> **EXERCISE AIM**: Lines that hold the word "data" should be located and copied.
--- BEGIN MATERIAL PROVIDED ---
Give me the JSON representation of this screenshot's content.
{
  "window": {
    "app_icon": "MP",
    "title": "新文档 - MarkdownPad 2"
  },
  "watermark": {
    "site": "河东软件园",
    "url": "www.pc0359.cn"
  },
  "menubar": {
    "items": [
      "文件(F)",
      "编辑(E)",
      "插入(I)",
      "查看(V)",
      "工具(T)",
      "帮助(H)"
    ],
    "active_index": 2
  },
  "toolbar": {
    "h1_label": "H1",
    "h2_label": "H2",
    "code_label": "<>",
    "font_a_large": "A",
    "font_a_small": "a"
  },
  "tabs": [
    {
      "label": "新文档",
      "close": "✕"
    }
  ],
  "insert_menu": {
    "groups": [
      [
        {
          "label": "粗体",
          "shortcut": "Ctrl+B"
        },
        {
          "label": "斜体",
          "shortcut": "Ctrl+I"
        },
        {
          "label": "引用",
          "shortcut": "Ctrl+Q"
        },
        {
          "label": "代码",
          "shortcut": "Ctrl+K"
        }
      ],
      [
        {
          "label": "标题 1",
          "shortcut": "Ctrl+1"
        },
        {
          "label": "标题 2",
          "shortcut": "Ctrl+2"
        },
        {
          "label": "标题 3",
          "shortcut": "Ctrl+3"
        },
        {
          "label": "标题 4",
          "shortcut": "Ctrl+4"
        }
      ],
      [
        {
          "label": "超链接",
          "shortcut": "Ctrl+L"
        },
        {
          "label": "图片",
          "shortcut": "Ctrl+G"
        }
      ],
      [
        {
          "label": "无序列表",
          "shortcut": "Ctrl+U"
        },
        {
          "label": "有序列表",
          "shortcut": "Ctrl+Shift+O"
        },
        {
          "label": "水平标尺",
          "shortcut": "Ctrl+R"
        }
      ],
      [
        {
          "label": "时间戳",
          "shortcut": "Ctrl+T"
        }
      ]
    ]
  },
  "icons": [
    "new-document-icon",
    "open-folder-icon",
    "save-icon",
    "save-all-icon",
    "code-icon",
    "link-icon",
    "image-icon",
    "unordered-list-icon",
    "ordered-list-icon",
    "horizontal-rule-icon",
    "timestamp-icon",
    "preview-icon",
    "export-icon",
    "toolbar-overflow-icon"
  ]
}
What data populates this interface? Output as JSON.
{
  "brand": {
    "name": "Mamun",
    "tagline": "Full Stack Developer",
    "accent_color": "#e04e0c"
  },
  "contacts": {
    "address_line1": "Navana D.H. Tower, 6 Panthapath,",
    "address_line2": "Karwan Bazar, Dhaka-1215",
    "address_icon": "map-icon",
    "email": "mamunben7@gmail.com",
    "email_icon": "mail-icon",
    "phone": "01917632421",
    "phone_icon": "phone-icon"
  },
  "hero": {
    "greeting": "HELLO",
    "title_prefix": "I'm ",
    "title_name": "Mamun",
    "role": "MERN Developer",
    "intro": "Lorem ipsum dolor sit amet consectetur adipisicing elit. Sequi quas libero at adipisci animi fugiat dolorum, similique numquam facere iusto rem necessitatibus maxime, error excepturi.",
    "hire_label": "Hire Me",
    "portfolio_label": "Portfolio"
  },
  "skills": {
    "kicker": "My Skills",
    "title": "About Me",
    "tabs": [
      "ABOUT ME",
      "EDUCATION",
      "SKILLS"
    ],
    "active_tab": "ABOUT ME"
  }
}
--- END MATERIAL PROVIDED ---
--- BEGIN MATERIAL PROVIDED ---
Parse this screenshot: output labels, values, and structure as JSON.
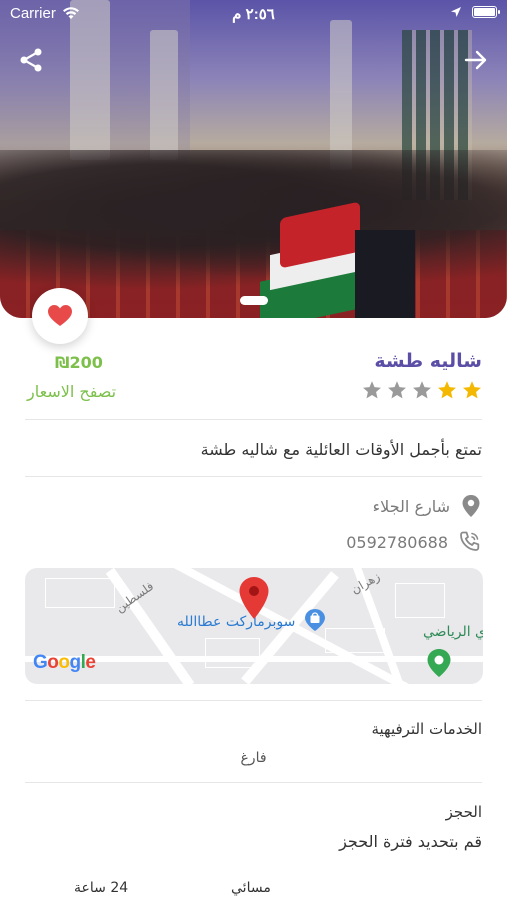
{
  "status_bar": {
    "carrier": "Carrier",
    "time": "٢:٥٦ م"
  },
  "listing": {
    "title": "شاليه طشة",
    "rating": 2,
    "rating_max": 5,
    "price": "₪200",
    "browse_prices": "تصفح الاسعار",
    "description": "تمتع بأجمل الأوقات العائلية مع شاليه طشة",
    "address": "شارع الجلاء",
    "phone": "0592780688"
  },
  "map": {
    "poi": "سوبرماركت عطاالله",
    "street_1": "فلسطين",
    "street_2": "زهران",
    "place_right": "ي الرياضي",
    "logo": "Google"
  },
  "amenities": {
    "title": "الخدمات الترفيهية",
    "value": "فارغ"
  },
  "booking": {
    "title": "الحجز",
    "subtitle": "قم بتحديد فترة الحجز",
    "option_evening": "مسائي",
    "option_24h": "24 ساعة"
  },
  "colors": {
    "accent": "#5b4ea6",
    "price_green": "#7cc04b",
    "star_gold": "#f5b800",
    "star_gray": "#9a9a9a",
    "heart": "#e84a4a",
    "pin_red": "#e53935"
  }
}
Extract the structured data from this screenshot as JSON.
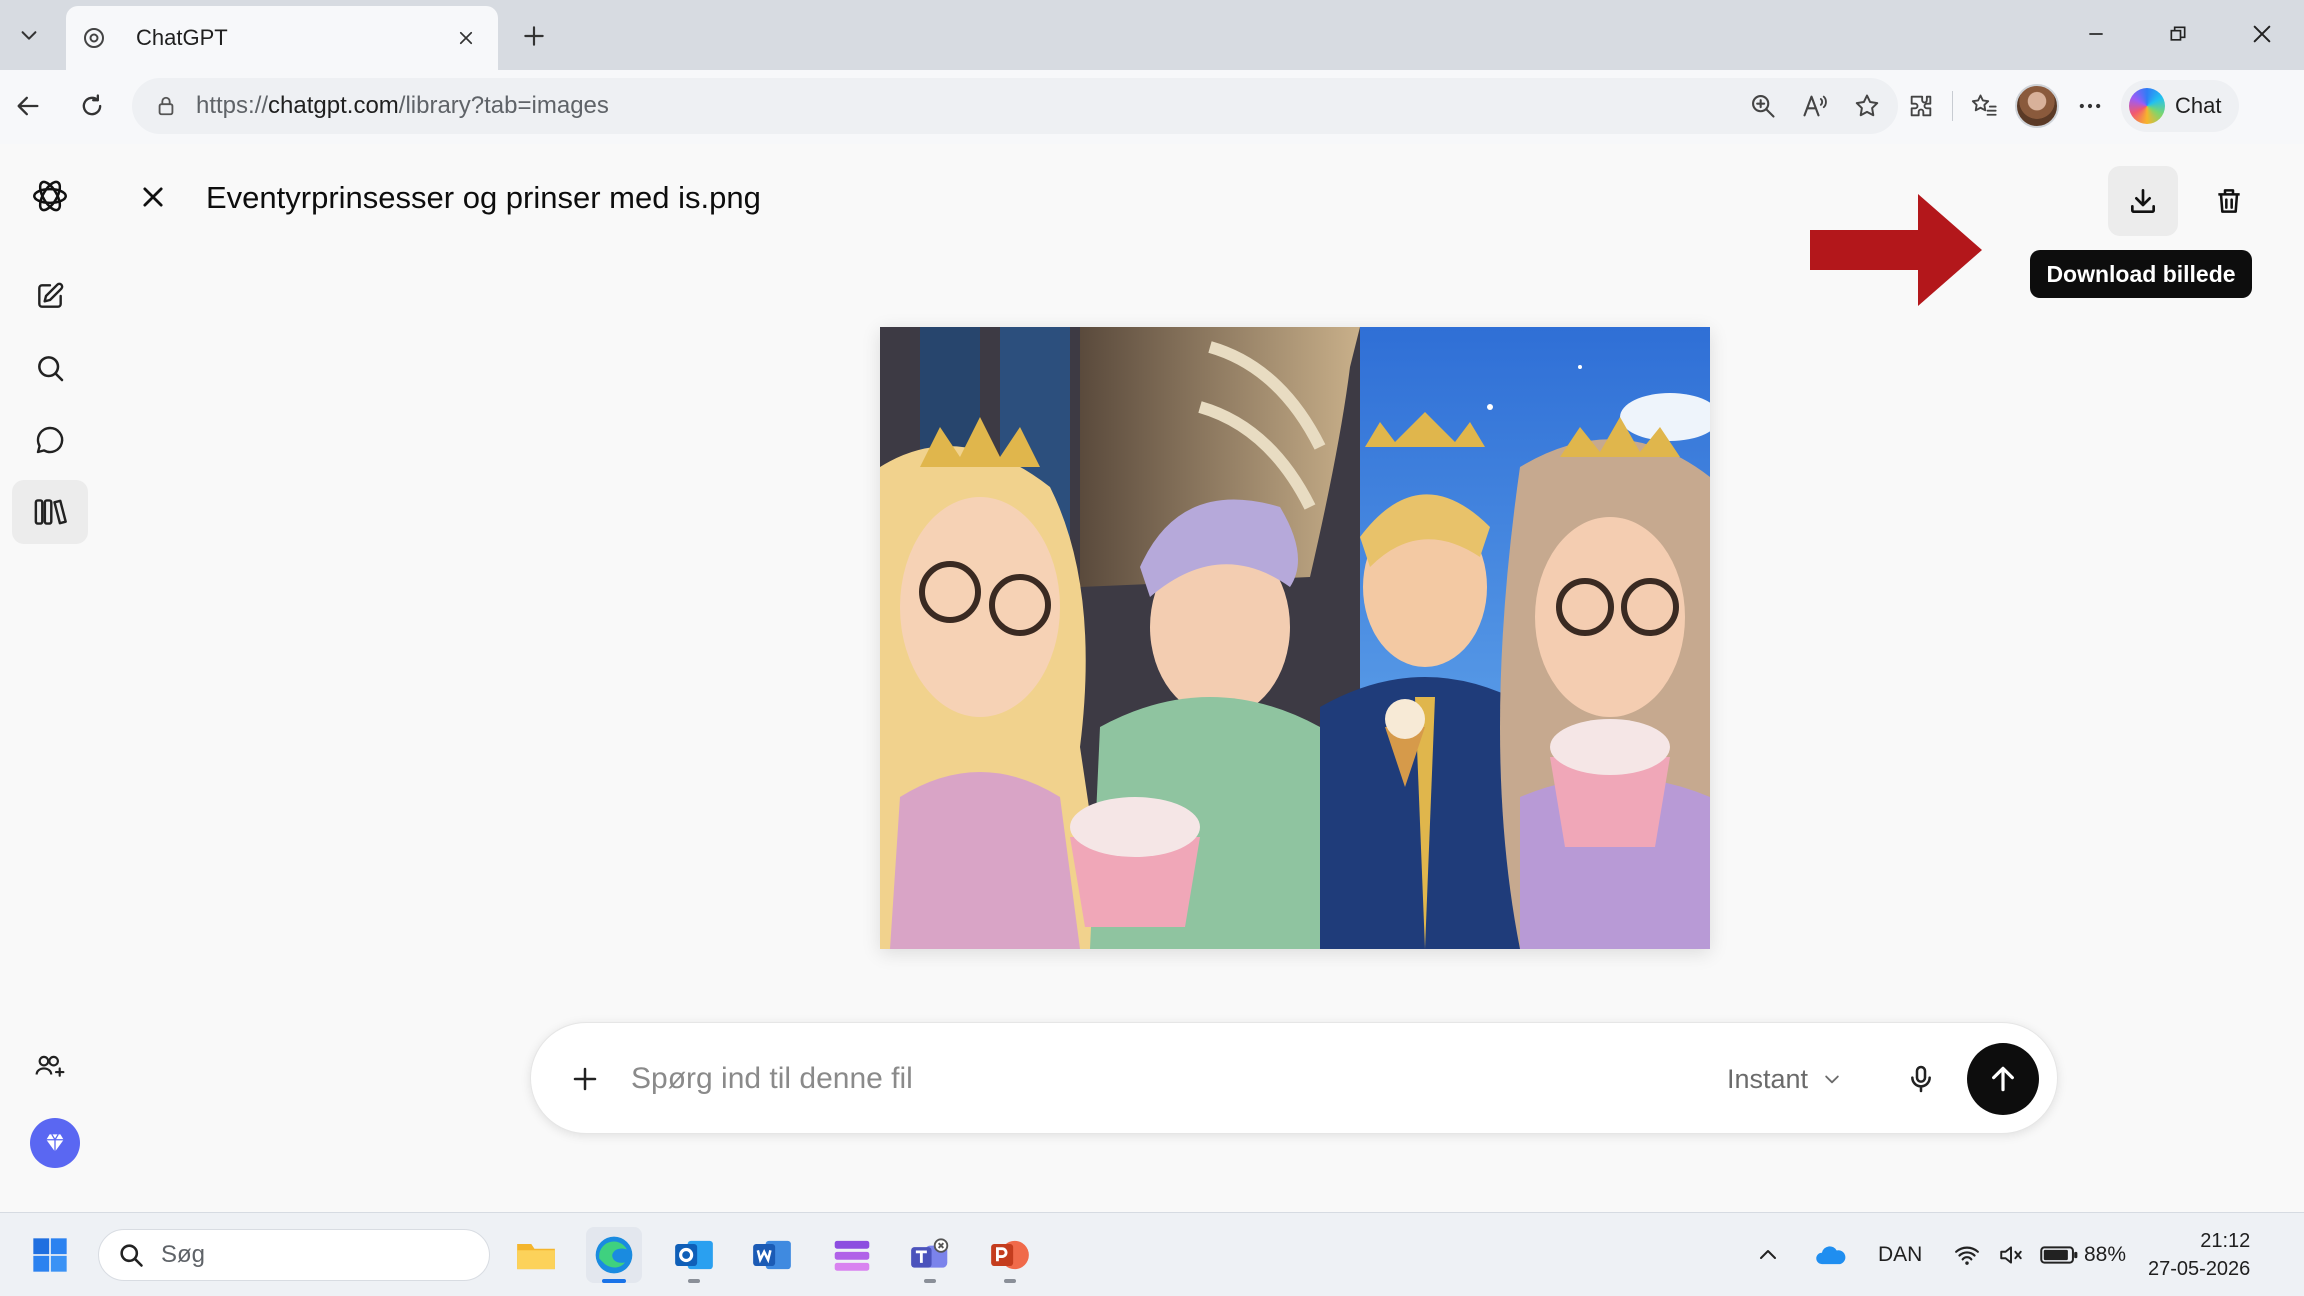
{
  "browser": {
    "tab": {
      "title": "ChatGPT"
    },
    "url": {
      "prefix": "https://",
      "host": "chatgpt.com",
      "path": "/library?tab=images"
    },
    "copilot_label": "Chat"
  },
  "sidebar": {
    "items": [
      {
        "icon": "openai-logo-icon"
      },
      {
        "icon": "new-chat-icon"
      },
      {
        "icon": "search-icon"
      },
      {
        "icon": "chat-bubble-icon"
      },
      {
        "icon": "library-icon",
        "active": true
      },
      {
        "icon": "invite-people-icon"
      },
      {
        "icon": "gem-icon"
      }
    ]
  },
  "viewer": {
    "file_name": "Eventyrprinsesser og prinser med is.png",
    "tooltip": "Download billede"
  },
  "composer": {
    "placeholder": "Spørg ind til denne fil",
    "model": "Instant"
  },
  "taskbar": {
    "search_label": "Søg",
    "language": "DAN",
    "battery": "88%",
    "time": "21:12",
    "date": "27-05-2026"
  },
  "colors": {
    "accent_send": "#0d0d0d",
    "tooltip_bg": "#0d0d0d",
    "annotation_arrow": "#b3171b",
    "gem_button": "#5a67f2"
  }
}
--- END MATERIAL PROVIDED ---
> **SOLUTION**:
What data populates this interface? Output as JSON.
Extract the structured data from this screenshot as JSON.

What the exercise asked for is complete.